**What you are asked to do:** Determine how many lines include the string "Earth". Output that number only.

Start of Data supplied

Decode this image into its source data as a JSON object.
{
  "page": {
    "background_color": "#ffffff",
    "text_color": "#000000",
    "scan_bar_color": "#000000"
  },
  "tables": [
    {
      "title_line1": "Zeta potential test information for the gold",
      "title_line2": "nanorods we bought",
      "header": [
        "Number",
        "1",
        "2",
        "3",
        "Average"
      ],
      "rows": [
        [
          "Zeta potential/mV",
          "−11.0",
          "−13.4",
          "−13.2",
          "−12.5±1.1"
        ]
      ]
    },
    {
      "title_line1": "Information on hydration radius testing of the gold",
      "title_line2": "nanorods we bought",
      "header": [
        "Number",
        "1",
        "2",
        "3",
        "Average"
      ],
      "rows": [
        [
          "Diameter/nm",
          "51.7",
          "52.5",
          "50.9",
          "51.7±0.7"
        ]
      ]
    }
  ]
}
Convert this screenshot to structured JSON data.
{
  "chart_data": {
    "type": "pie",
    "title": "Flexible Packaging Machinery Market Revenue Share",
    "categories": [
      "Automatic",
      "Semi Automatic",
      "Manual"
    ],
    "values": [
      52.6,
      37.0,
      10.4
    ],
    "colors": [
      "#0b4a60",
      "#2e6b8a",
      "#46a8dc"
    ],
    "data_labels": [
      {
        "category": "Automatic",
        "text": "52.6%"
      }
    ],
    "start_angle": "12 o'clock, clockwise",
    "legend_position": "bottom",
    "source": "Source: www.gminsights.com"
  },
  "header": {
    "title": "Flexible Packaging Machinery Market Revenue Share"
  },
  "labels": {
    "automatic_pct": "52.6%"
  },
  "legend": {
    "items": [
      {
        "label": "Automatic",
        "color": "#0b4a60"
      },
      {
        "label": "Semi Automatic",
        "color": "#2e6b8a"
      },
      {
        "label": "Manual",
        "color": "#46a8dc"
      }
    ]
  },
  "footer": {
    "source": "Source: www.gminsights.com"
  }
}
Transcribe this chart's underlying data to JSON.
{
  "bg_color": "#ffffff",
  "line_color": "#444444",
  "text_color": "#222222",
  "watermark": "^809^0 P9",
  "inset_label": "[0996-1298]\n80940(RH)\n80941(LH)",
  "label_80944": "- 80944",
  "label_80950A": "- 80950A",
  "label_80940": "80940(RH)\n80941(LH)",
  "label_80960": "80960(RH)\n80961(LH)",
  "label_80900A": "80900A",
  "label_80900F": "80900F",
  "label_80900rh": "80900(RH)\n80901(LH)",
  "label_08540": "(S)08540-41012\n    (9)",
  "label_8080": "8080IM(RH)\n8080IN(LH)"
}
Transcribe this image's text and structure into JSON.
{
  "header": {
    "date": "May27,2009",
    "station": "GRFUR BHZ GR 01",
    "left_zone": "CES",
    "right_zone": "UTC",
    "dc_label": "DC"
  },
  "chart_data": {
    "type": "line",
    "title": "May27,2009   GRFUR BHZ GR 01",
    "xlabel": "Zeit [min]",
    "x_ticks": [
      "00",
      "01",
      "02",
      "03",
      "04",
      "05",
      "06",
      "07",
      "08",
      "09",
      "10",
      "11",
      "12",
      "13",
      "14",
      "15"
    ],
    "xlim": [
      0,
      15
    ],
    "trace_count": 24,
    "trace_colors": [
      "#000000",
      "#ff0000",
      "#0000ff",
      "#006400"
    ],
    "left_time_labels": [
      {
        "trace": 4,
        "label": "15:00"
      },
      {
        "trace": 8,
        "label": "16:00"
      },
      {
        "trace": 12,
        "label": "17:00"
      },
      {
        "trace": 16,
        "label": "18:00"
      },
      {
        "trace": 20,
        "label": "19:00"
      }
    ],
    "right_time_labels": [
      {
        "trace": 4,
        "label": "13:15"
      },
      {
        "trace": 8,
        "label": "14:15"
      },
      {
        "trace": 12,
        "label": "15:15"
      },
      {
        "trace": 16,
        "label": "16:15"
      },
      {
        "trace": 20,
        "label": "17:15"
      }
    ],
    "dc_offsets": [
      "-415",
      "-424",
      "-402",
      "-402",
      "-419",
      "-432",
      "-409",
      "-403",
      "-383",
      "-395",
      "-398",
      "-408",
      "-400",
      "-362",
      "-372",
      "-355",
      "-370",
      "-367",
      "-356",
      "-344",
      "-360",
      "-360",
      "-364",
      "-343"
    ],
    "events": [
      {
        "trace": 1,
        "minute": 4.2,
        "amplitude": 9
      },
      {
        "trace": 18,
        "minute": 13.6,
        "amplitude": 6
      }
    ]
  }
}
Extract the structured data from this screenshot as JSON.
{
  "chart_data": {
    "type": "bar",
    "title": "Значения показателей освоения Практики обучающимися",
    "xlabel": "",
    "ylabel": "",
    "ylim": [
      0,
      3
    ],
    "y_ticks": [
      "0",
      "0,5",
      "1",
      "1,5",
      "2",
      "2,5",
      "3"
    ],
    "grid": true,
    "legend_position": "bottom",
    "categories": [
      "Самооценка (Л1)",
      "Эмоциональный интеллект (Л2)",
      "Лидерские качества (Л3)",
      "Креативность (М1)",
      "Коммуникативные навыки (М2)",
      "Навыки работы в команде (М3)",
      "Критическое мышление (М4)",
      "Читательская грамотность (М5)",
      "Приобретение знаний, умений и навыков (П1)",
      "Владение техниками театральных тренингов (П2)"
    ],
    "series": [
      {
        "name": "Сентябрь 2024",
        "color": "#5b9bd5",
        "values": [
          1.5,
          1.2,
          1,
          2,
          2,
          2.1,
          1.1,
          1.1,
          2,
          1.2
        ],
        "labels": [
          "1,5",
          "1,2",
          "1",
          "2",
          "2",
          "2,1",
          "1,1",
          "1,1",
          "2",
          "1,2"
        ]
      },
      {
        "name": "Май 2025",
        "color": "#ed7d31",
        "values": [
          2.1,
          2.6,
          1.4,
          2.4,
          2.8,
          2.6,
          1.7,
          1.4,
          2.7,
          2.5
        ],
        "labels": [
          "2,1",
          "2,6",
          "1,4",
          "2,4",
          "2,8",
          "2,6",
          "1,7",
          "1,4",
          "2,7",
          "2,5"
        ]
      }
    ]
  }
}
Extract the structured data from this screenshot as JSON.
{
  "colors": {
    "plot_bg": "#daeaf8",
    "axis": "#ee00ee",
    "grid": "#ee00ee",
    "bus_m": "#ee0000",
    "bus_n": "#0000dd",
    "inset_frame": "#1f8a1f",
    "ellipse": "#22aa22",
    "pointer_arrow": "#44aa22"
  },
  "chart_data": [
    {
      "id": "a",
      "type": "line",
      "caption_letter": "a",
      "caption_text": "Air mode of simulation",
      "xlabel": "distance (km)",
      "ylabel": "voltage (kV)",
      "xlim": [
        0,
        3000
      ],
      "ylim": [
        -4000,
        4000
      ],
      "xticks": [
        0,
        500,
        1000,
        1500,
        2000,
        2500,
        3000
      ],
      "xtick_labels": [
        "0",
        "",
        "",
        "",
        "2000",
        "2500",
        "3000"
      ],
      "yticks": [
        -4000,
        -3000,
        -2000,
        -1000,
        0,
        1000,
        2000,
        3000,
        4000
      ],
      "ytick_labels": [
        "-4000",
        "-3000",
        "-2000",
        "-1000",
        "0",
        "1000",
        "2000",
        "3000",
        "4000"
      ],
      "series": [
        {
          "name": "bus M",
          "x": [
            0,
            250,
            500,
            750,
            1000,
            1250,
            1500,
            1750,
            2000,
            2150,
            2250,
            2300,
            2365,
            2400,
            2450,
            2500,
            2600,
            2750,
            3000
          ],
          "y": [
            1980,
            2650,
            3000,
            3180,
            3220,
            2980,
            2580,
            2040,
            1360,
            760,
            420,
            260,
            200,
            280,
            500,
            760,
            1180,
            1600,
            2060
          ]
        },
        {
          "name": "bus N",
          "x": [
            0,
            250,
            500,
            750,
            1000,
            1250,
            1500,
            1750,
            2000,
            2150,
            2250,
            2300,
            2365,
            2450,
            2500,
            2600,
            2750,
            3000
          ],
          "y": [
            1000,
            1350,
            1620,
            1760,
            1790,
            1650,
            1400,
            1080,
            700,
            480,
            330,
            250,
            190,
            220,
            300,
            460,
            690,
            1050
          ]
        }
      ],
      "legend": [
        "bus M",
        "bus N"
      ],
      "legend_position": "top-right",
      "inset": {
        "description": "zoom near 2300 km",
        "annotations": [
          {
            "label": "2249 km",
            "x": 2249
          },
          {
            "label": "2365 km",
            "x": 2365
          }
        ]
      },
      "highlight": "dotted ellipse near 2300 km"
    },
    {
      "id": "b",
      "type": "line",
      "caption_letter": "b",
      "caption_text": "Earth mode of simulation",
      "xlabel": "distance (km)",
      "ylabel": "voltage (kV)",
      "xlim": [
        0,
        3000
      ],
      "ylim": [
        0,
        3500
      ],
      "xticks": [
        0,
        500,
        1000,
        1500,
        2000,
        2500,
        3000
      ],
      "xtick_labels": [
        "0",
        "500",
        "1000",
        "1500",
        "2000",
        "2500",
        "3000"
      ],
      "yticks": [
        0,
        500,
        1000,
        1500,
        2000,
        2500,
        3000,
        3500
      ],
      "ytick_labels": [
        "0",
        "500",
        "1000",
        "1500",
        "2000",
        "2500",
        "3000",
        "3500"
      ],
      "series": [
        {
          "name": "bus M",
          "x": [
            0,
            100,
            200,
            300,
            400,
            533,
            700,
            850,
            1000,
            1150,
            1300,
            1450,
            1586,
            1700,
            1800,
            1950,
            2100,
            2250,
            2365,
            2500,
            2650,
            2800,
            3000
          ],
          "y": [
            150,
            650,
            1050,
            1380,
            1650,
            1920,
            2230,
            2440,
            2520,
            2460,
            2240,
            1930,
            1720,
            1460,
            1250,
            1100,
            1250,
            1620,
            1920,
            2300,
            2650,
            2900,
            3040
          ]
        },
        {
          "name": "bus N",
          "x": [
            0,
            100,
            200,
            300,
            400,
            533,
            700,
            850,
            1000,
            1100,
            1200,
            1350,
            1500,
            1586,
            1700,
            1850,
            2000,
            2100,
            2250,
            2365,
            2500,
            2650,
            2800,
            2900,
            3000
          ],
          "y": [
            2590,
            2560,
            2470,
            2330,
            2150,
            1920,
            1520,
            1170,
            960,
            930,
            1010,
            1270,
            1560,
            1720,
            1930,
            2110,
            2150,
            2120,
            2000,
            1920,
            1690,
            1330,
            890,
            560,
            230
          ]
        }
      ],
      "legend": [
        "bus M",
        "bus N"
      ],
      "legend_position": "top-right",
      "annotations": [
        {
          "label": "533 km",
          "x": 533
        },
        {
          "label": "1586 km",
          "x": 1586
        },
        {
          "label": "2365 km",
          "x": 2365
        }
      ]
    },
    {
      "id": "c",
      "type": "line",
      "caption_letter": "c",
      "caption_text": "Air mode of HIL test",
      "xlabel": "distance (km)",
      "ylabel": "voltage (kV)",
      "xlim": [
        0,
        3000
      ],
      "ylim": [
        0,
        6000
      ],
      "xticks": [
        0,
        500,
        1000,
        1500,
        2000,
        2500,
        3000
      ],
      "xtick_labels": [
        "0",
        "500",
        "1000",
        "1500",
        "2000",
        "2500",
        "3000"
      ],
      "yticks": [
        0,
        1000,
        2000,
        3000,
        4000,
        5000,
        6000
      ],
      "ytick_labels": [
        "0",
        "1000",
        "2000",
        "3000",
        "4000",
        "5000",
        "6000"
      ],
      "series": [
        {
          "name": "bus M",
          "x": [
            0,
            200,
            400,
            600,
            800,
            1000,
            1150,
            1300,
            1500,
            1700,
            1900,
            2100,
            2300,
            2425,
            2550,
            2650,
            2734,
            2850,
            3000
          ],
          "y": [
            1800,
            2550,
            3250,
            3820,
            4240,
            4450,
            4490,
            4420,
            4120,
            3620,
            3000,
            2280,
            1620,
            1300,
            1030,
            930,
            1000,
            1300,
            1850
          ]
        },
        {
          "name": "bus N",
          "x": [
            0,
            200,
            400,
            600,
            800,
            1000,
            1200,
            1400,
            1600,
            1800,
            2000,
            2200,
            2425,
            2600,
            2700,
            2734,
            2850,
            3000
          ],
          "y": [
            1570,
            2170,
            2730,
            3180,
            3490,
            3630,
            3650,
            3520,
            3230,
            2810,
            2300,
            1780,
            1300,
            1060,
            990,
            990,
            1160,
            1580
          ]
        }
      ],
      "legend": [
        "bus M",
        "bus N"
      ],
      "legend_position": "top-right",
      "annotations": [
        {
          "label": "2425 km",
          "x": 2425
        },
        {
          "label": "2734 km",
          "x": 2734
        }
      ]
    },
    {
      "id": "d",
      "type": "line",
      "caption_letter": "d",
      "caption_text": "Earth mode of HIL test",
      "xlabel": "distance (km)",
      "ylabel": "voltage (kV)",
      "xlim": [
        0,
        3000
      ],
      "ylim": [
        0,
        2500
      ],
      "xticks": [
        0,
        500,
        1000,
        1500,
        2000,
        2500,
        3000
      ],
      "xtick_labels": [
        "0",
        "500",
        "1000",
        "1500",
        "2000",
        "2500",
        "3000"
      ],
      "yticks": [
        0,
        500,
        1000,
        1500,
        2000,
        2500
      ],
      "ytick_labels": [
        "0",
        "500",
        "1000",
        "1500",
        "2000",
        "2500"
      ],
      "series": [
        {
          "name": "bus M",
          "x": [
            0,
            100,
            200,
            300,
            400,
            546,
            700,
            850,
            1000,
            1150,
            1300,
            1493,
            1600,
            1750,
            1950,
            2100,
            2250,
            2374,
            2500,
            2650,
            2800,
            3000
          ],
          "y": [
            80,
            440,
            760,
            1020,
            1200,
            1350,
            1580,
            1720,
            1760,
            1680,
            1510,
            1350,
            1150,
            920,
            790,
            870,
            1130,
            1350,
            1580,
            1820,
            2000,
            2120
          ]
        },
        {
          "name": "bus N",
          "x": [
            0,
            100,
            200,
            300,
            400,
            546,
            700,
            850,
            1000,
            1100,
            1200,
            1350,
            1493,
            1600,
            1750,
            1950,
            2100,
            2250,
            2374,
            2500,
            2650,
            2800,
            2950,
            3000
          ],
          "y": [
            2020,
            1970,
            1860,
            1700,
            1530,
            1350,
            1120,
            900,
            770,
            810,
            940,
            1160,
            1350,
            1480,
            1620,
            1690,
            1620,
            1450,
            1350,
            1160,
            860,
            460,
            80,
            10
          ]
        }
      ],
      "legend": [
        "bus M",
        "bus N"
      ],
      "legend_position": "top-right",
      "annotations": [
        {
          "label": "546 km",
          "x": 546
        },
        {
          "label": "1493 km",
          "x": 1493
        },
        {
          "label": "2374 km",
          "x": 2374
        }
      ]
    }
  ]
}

End of Data supplied

**The completed task:** 2